* **BRIEF**
Copy the records below verbatim, dropping every picture from your copy.

— Begin —

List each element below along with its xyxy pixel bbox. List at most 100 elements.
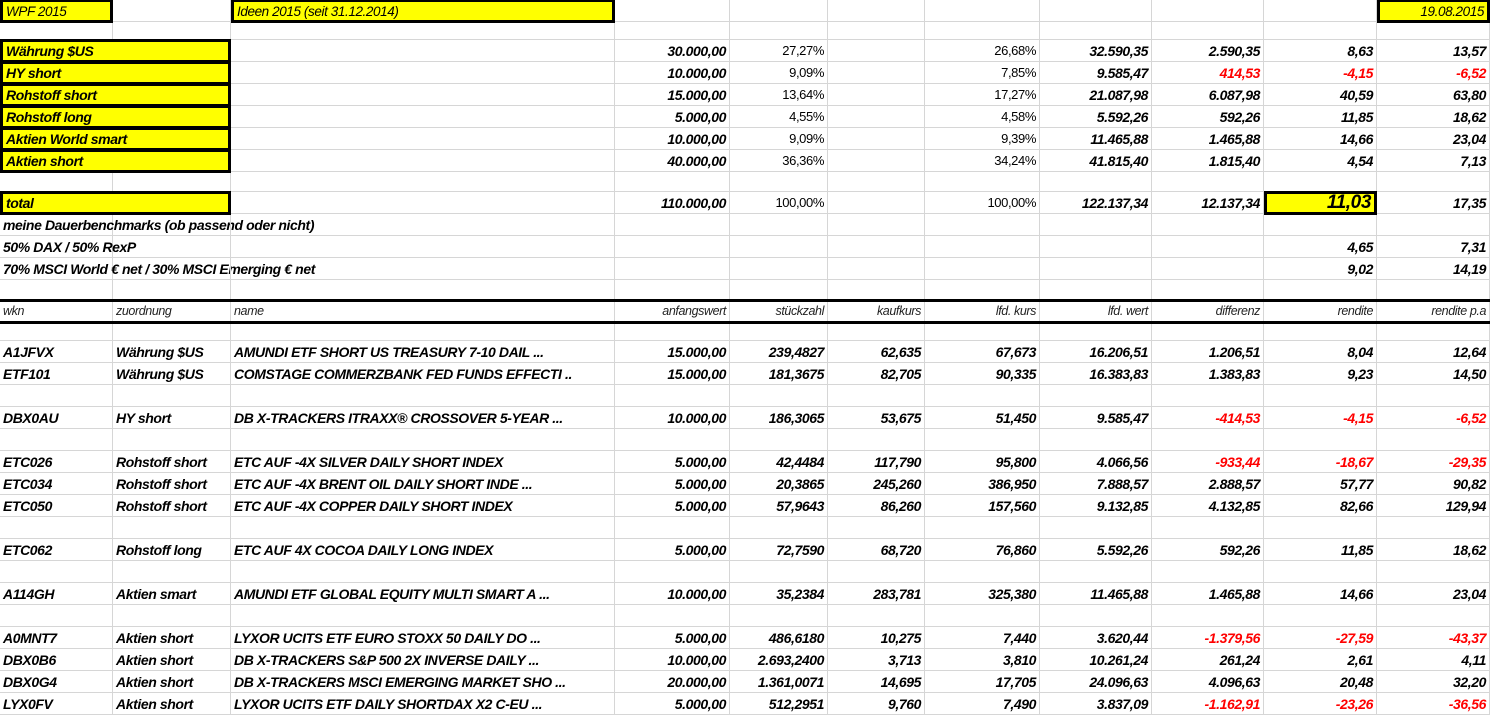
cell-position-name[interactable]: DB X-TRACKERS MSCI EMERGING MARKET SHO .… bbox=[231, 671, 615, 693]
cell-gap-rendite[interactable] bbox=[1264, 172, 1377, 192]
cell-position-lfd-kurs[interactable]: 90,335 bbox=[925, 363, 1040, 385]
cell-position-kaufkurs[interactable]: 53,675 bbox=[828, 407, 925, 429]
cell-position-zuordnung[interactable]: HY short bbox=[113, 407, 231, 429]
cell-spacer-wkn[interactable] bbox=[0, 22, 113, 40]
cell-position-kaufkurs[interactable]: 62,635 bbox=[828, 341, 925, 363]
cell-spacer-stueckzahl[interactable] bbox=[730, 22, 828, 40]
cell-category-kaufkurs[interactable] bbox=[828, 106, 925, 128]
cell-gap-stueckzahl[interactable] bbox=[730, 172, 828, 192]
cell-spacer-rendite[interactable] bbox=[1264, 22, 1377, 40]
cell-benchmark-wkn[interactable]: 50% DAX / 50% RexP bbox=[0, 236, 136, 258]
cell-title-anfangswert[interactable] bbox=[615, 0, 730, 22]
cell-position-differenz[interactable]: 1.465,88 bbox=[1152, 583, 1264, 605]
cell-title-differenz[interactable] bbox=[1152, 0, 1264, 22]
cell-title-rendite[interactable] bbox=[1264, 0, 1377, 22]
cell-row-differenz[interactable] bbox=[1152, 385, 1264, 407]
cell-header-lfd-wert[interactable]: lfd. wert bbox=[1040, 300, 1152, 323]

— End —

* **ANSWER TO THE TASK**
List each element below along with its xyxy pixel bbox. List at most 100 elements.
cell-position-name[interactable]: DB X-TRACKERS MSCI EMERGING MARKET SHO .… bbox=[231, 671, 615, 693]
cell-gap-rendite[interactable] bbox=[1264, 172, 1377, 192]
cell-position-lfd-kurs[interactable]: 90,335 bbox=[925, 363, 1040, 385]
cell-position-kaufkurs[interactable]: 53,675 bbox=[828, 407, 925, 429]
cell-position-zuordnung[interactable]: HY short bbox=[113, 407, 231, 429]
cell-spacer-wkn[interactable] bbox=[0, 22, 113, 40]
cell-position-kaufkurs[interactable]: 62,635 bbox=[828, 341, 925, 363]
cell-spacer-stueckzahl[interactable] bbox=[730, 22, 828, 40]
cell-category-kaufkurs[interactable] bbox=[828, 106, 925, 128]
cell-gap-stueckzahl[interactable] bbox=[730, 172, 828, 192]
cell-spacer-rendite[interactable] bbox=[1264, 22, 1377, 40]
cell-benchmark-wkn[interactable]: 50% DAX / 50% RexP bbox=[0, 236, 136, 258]
cell-title-anfangswert[interactable] bbox=[615, 0, 730, 22]
cell-position-differenz[interactable]: 1.465,88 bbox=[1152, 583, 1264, 605]
cell-title-differenz[interactable] bbox=[1152, 0, 1264, 22]
cell-title-rendite[interactable] bbox=[1264, 0, 1377, 22]
cell-row-differenz[interactable] bbox=[1152, 385, 1264, 407]
cell-header-lfd-wert[interactable]: lfd. wert bbox=[1040, 300, 1152, 323]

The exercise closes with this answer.